Source data →

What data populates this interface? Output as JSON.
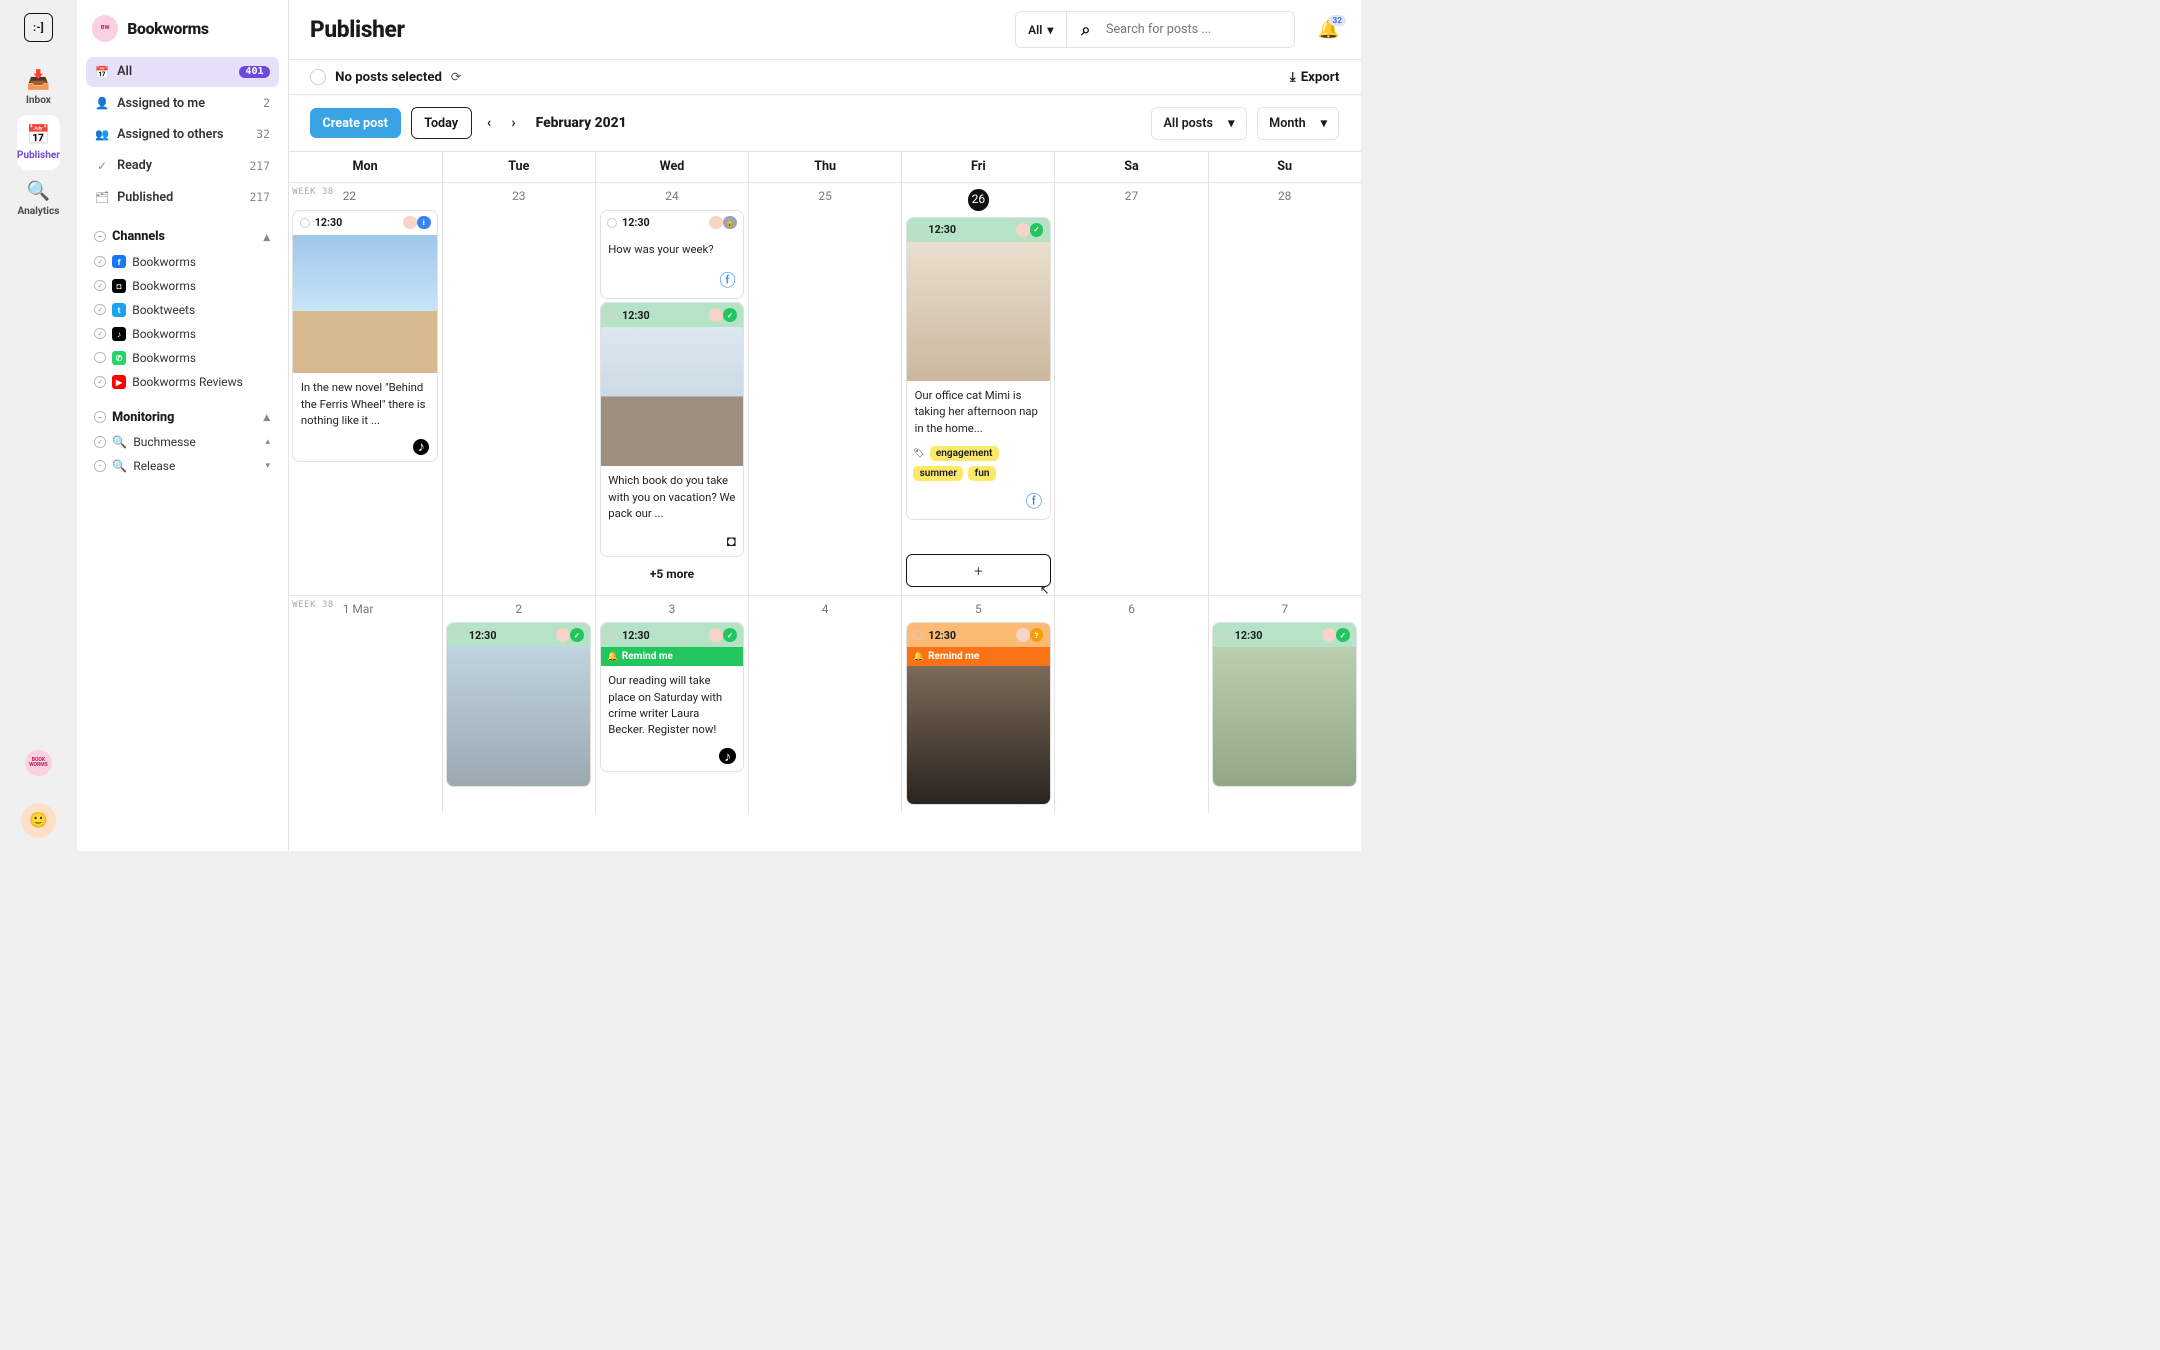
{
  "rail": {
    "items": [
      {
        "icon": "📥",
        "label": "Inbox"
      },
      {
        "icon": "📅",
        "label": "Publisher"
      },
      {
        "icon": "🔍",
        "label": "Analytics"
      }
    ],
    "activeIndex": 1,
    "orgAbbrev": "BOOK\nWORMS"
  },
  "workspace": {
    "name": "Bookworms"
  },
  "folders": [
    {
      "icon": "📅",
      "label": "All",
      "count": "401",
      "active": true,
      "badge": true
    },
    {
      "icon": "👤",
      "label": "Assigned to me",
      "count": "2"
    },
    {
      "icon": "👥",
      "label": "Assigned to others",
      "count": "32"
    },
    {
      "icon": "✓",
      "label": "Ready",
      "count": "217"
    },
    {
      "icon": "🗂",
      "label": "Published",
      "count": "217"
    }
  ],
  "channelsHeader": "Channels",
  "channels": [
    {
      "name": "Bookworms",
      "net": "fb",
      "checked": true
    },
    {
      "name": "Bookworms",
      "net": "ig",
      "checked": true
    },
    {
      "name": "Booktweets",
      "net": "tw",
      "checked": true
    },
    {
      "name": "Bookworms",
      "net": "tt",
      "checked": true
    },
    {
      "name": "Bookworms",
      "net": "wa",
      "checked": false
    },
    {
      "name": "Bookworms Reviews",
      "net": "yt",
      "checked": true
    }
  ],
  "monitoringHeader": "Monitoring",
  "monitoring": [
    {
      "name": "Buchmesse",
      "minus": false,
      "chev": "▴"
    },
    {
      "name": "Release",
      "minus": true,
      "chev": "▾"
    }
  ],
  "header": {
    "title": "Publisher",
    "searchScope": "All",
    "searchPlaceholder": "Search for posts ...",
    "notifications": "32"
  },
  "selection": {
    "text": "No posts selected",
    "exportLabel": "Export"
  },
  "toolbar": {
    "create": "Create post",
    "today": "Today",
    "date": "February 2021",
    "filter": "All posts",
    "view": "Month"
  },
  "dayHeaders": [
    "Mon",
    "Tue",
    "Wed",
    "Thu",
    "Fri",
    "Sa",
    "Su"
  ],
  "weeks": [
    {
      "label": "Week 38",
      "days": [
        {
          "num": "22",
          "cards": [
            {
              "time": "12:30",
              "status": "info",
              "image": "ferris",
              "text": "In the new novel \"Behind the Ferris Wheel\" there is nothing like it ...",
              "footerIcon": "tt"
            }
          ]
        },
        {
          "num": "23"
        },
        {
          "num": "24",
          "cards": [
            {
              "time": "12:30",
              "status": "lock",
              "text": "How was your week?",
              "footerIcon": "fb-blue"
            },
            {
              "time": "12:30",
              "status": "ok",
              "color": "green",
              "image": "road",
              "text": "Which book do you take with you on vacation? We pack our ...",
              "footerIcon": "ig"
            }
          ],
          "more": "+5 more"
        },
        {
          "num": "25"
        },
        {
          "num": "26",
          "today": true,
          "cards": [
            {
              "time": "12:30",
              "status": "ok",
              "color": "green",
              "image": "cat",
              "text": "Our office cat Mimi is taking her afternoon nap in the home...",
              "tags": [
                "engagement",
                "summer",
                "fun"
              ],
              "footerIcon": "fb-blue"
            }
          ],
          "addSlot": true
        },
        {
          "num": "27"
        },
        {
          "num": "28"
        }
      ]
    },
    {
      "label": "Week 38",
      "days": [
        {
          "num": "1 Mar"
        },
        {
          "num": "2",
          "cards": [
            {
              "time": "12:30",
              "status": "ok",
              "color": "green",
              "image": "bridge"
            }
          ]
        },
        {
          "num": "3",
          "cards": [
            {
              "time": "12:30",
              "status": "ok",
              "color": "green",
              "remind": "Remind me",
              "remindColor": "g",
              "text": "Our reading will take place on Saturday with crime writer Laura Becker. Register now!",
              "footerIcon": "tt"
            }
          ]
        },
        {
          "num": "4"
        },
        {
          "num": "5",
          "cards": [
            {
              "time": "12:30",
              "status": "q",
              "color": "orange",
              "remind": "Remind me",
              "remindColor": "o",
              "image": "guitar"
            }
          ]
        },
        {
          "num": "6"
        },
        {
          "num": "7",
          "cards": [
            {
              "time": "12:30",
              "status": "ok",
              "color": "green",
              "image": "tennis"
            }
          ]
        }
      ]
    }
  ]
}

Work required → Except for the pictures, give all the material above again verbatim.

Solution to the problem →
What data populates this interface? Output as JSON.
{
  "rail": {
    "items": [
      {
        "icon": "📥",
        "label": "Inbox"
      },
      {
        "icon": "📅",
        "label": "Publisher"
      },
      {
        "icon": "🔍",
        "label": "Analytics"
      }
    ],
    "activeIndex": 1,
    "orgAbbrev": "BOOK\nWORMS"
  },
  "workspace": {
    "name": "Bookworms"
  },
  "folders": [
    {
      "icon": "📅",
      "label": "All",
      "count": "401",
      "active": true,
      "badge": true
    },
    {
      "icon": "👤",
      "label": "Assigned to me",
      "count": "2"
    },
    {
      "icon": "👥",
      "label": "Assigned to others",
      "count": "32"
    },
    {
      "icon": "✓",
      "label": "Ready",
      "count": "217"
    },
    {
      "icon": "🗂",
      "label": "Published",
      "count": "217"
    }
  ],
  "channelsHeader": "Channels",
  "channels": [
    {
      "name": "Bookworms",
      "net": "fb",
      "checked": true
    },
    {
      "name": "Bookworms",
      "net": "ig",
      "checked": true
    },
    {
      "name": "Booktweets",
      "net": "tw",
      "checked": true
    },
    {
      "name": "Bookworms",
      "net": "tt",
      "checked": true
    },
    {
      "name": "Bookworms",
      "net": "wa",
      "checked": false
    },
    {
      "name": "Bookworms Reviews",
      "net": "yt",
      "checked": true
    }
  ],
  "monitoringHeader": "Monitoring",
  "monitoring": [
    {
      "name": "Buchmesse",
      "minus": false,
      "chev": "▴"
    },
    {
      "name": "Release",
      "minus": true,
      "chev": "▾"
    }
  ],
  "header": {
    "title": "Publisher",
    "searchScope": "All",
    "searchPlaceholder": "Search for posts ...",
    "notifications": "32"
  },
  "selection": {
    "text": "No posts selected",
    "exportLabel": "Export"
  },
  "toolbar": {
    "create": "Create post",
    "today": "Today",
    "date": "February 2021",
    "filter": "All posts",
    "view": "Month"
  },
  "dayHeaders": [
    "Mon",
    "Tue",
    "Wed",
    "Thu",
    "Fri",
    "Sa",
    "Su"
  ],
  "weeks": [
    {
      "label": "Week 38",
      "days": [
        {
          "num": "22",
          "cards": [
            {
              "time": "12:30",
              "status": "info",
              "image": "ferris",
              "text": "In the new novel \"Behind the Ferris Wheel\" there is nothing like it ...",
              "footerIcon": "tt"
            }
          ]
        },
        {
          "num": "23"
        },
        {
          "num": "24",
          "cards": [
            {
              "time": "12:30",
              "status": "lock",
              "text": "How was your week?",
              "footerIcon": "fb-blue"
            },
            {
              "time": "12:30",
              "status": "ok",
              "color": "green",
              "image": "road",
              "text": "Which book do you take with you on vacation? We pack our ...",
              "footerIcon": "ig"
            }
          ],
          "more": "+5 more"
        },
        {
          "num": "25"
        },
        {
          "num": "26",
          "today": true,
          "cards": [
            {
              "time": "12:30",
              "status": "ok",
              "color": "green",
              "image": "cat",
              "text": "Our office cat Mimi is taking her afternoon nap in the home...",
              "tags": [
                "engagement",
                "summer",
                "fun"
              ],
              "footerIcon": "fb-blue"
            }
          ],
          "addSlot": true
        },
        {
          "num": "27"
        },
        {
          "num": "28"
        }
      ]
    },
    {
      "label": "Week 38",
      "days": [
        {
          "num": "1 Mar"
        },
        {
          "num": "2",
          "cards": [
            {
              "time": "12:30",
              "status": "ok",
              "color": "green",
              "image": "bridge"
            }
          ]
        },
        {
          "num": "3",
          "cards": [
            {
              "time": "12:30",
              "status": "ok",
              "color": "green",
              "remind": "Remind me",
              "remindColor": "g",
              "text": "Our reading will take place on Saturday with crime writer Laura Becker. Register now!",
              "footerIcon": "tt"
            }
          ]
        },
        {
          "num": "4"
        },
        {
          "num": "5",
          "cards": [
            {
              "time": "12:30",
              "status": "q",
              "color": "orange",
              "remind": "Remind me",
              "remindColor": "o",
              "image": "guitar"
            }
          ]
        },
        {
          "num": "6"
        },
        {
          "num": "7",
          "cards": [
            {
              "time": "12:30",
              "status": "ok",
              "color": "green",
              "image": "tennis"
            }
          ]
        }
      ]
    }
  ]
}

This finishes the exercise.